What is needed »
Your task is to copy every line of this material exactly.

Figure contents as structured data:
= = =
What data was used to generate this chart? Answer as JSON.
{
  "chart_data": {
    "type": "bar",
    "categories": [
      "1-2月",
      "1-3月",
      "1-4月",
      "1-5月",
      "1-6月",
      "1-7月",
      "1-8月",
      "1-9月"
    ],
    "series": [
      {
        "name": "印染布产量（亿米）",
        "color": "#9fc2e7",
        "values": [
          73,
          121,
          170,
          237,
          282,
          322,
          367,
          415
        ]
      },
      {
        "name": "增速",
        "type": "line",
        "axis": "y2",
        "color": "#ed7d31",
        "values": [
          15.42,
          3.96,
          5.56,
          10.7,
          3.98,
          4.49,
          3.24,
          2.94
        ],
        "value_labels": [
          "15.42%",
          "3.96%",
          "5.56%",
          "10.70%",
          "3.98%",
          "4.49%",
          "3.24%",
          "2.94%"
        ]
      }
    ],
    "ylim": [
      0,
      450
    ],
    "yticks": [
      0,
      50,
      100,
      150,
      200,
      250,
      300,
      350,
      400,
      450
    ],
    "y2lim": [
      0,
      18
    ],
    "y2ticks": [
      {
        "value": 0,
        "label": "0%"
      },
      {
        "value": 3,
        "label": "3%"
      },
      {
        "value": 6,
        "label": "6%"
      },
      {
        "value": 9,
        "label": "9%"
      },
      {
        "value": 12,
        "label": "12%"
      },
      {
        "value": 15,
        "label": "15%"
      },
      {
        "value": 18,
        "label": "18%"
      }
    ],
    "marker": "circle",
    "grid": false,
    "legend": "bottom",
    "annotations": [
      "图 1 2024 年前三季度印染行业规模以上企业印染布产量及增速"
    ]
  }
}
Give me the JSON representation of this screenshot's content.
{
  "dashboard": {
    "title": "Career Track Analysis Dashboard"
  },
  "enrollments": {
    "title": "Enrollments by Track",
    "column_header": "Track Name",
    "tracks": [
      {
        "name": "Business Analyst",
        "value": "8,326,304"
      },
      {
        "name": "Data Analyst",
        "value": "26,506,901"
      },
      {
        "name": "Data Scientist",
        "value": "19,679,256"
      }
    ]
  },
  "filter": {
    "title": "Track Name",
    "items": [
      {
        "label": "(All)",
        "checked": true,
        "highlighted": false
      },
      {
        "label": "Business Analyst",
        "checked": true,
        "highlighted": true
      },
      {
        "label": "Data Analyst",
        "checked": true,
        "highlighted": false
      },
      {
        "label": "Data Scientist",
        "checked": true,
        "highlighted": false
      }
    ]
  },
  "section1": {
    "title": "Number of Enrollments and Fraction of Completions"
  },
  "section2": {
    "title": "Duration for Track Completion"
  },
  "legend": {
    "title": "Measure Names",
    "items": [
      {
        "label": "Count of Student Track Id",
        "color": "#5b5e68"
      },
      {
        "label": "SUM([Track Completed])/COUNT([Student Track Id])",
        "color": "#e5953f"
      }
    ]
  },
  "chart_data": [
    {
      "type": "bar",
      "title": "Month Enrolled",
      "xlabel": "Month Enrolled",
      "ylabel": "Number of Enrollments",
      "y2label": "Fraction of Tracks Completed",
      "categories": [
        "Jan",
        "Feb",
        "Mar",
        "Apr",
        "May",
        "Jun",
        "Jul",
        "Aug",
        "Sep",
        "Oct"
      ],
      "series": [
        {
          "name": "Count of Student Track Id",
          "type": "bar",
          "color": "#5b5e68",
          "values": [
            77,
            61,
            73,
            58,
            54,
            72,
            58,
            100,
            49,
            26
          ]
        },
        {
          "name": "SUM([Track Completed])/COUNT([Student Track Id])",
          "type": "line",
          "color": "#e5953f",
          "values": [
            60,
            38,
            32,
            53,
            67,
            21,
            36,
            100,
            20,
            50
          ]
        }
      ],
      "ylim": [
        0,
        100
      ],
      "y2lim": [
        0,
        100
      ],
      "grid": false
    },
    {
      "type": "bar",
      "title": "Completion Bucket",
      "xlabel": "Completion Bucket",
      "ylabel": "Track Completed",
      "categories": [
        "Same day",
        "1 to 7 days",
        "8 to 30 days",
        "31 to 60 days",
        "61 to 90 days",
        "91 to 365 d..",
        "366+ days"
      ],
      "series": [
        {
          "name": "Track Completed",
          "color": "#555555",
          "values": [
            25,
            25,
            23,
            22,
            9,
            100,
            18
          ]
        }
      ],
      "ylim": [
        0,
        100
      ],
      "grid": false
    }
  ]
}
= = =
Response for this exercise »
What data was used to generate this chart? Answer as JSON.
{
  "chart_data": {
    "type": "bar",
    "categories": [
      "1-2月",
      "1-3月",
      "1-4月",
      "1-5月",
      "1-6月",
      "1-7月",
      "1-8月",
      "1-9月"
    ],
    "series": [
      {
        "name": "印染布产量（亿米）",
        "color": "#9fc2e7",
        "values": [
          73,
          121,
          170,
          237,
          282,
          322,
          367,
          415
        ]
      },
      {
        "name": "增速",
        "type": "line",
        "axis": "y2",
        "color": "#ed7d31",
        "values": [
          15.42,
          3.96,
          5.56,
          10.7,
          3.98,
          4.49,
          3.24,
          2.94
        ],
        "value_labels": [
          "15.42%",
          "3.96%",
          "5.56%",
          "10.70%",
          "3.98%",
          "4.49%",
          "3.24%",
          "2.94%"
        ]
      }
    ],
    "ylim": [
      0,
      450
    ],
    "yticks": [
      0,
      50,
      100,
      150,
      200,
      250,
      300,
      350,
      400,
      450
    ],
    "y2lim": [
      0,
      18
    ],
    "y2ticks": [
      {
        "value": 0,
        "label": "0%"
      },
      {
        "value": 3,
        "label": "3%"
      },
      {
        "value": 6,
        "label": "6%"
      },
      {
        "value": 9,
        "label": "9%"
      },
      {
        "value": 12,
        "label": "12%"
      },
      {
        "value": 15,
        "label": "15%"
      },
      {
        "value": 18,
        "label": "18%"
      }
    ],
    "marker": "circle",
    "grid": false,
    "legend": "bottom",
    "annotations": [
      "图 1 2024 年前三季度印染行业规模以上企业印染布产量及增速"
    ]
  }
}
Give me the JSON representation of this screenshot's content.
{
  "dashboard": {
    "title": "Career Track Analysis Dashboard"
  },
  "enrollments": {
    "title": "Enrollments by Track",
    "column_header": "Track Name",
    "tracks": [
      {
        "name": "Business Analyst",
        "value": "8,326,304"
      },
      {
        "name": "Data Analyst",
        "value": "26,506,901"
      },
      {
        "name": "Data Scientist",
        "value": "19,679,256"
      }
    ]
  },
  "filter": {
    "title": "Track Name",
    "items": [
      {
        "label": "(All)",
        "checked": true,
        "highlighted": false
      },
      {
        "label": "Business Analyst",
        "checked": true,
        "highlighted": true
      },
      {
        "label": "Data Analyst",
        "checked": true,
        "highlighted": false
      },
      {
        "label": "Data Scientist",
        "checked": true,
        "highlighted": false
      }
    ]
  },
  "section1": {
    "title": "Number of Enrollments and Fraction of Completions"
  },
  "section2": {
    "title": "Duration for Track Completion"
  },
  "legend": {
    "title": "Measure Names",
    "items": [
      {
        "label": "Count of Student Track Id",
        "color": "#5b5e68"
      },
      {
        "label": "SUM([Track Completed])/COUNT([Student Track Id])",
        "color": "#e5953f"
      }
    ]
  },
  "chart_data": [
    {
      "type": "bar",
      "title": "Month Enrolled",
      "xlabel": "Month Enrolled",
      "ylabel": "Number of Enrollments",
      "y2label": "Fraction of Tracks Completed",
      "categories": [
        "Jan",
        "Feb",
        "Mar",
        "Apr",
        "May",
        "Jun",
        "Jul",
        "Aug",
        "Sep",
        "Oct"
      ],
      "series": [
        {
          "name": "Count of Student Track Id",
          "type": "bar",
          "color": "#5b5e68",
          "values": [
            77,
            61,
            73,
            58,
            54,
            72,
            58,
            100,
            49,
            26
          ]
        },
        {
          "name": "SUM([Track Completed])/COUNT([Student Track Id])",
          "type": "line",
          "color": "#e5953f",
          "values": [
            60,
            38,
            32,
            53,
            67,
            21,
            36,
            100,
            20,
            50
          ]
        }
      ],
      "ylim": [
        0,
        100
      ],
      "y2lim": [
        0,
        100
      ],
      "grid": false
    },
    {
      "type": "bar",
      "title": "Completion Bucket",
      "xlabel": "Completion Bucket",
      "ylabel": "Track Completed",
      "categories": [
        "Same day",
        "1 to 7 days",
        "8 to 30 days",
        "31 to 60 days",
        "61 to 90 days",
        "91 to 365 d..",
        "366+ days"
      ],
      "series": [
        {
          "name": "Track Completed",
          "color": "#555555",
          "values": [
            25,
            25,
            23,
            22,
            9,
            100,
            18
          ]
        }
      ],
      "ylim": [
        0,
        100
      ],
      "grid": false
    }
  ]
}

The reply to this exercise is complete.